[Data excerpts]
◇ ◇ ◇
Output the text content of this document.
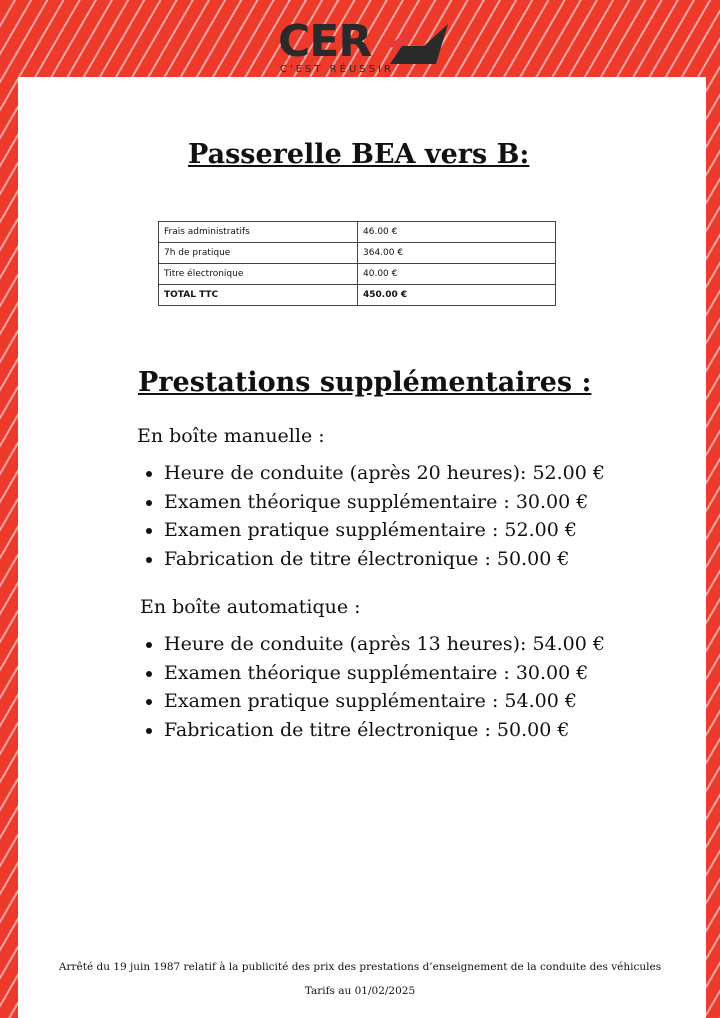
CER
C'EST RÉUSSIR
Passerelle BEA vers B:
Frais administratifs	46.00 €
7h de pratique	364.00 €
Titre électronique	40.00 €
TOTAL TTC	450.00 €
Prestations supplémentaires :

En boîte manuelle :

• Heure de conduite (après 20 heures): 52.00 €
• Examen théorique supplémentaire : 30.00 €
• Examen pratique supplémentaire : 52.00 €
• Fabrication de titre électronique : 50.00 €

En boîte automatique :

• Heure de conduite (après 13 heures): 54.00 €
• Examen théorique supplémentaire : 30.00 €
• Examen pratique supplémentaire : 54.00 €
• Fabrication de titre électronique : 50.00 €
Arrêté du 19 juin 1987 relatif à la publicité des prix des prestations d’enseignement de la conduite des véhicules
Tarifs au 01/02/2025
◇ ◇ ◇
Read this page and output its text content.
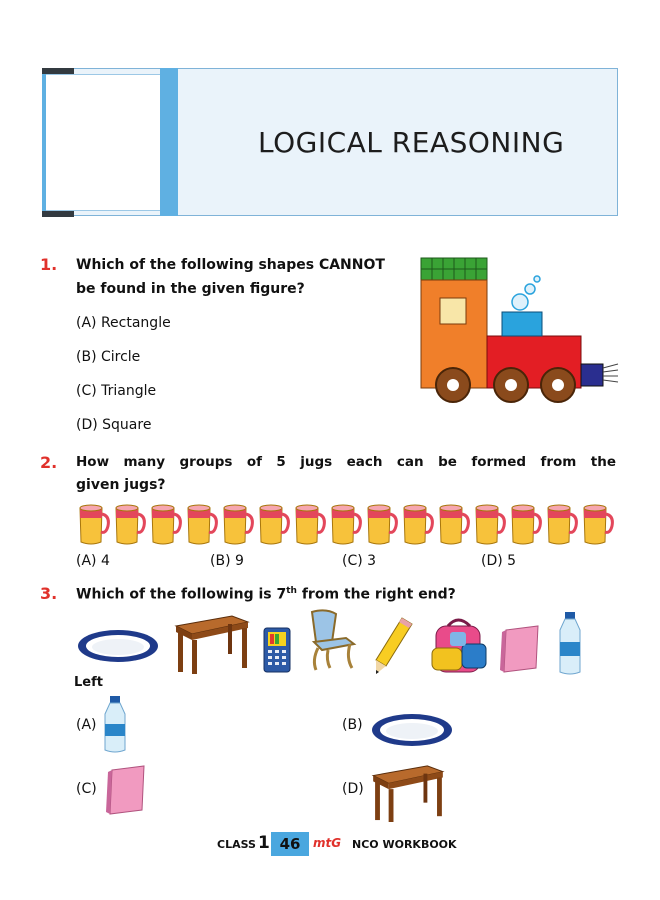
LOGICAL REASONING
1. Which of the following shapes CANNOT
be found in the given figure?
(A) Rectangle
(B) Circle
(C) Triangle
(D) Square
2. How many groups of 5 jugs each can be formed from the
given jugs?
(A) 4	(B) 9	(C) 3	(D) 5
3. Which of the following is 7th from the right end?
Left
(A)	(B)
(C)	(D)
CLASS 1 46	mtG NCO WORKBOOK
◇ ◇ ◇
Gather each line in the data that holds the string "content".

Correct response:
Output the text content of this document.
Read this page and output its text content.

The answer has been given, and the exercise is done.